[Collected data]
/---

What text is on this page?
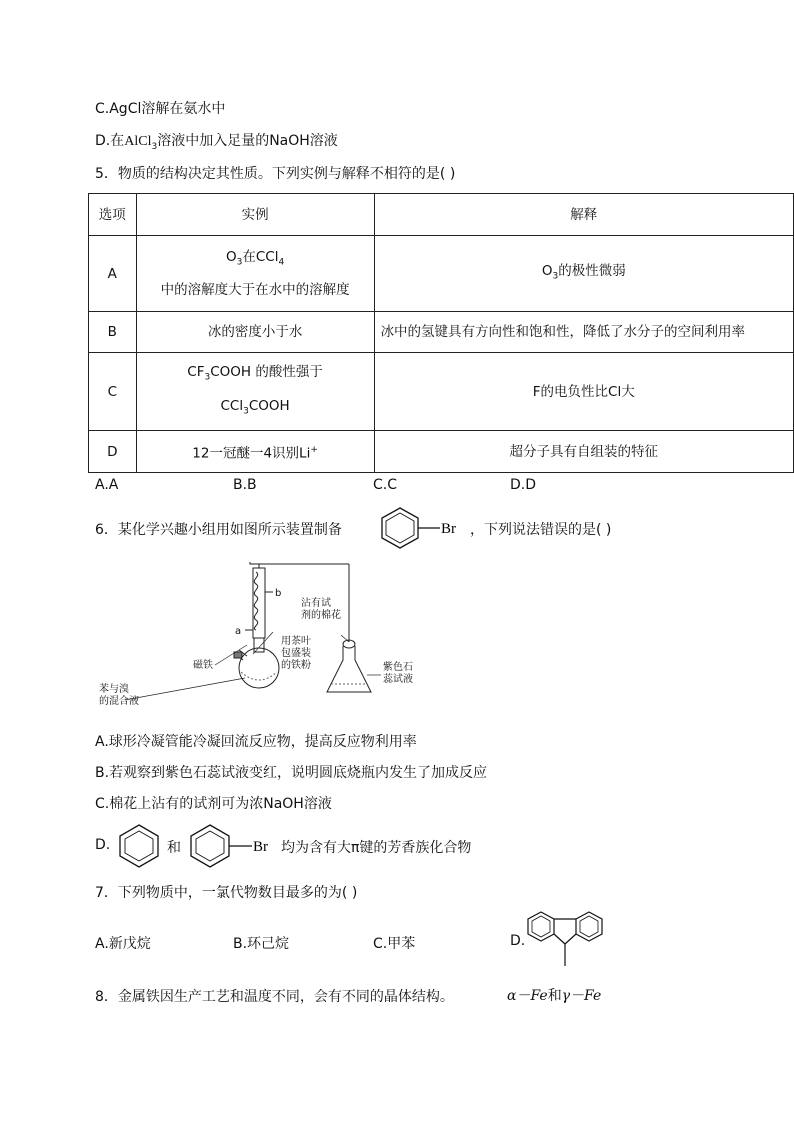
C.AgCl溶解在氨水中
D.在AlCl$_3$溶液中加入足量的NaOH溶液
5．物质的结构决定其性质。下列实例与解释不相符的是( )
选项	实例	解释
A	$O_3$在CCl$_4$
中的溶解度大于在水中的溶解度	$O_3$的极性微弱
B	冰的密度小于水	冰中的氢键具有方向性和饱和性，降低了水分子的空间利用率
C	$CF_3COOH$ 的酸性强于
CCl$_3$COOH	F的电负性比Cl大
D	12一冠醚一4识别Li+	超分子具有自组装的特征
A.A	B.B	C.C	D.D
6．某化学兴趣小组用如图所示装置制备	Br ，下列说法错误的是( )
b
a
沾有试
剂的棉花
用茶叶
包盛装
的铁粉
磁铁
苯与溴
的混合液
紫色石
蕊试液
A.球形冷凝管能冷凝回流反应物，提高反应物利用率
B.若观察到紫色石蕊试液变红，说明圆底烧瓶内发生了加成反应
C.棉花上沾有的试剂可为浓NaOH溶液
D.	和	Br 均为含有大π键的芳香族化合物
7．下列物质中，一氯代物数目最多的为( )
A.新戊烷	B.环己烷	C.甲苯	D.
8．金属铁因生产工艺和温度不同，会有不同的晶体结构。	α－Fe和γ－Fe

\---
/---

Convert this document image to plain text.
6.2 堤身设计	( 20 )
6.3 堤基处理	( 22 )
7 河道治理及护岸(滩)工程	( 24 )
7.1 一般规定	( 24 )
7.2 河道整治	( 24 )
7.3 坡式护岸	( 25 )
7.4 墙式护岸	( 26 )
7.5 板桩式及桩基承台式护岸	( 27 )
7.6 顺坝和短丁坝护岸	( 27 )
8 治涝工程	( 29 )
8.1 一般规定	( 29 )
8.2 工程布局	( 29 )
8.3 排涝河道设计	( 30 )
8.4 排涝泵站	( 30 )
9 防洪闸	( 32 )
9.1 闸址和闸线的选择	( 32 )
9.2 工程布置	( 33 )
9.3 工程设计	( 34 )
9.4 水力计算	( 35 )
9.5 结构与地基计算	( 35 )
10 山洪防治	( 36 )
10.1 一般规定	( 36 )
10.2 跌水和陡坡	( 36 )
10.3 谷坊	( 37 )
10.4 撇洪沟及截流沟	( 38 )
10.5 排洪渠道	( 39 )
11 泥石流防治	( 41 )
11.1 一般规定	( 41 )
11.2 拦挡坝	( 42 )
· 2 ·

\---

*WHAT THE TASK REQUIRES*
Copy out every line of the data that includes "this".

*SOLUTION TO THE EXERCISE*
What text is on this page?
Convert this document image to plain text.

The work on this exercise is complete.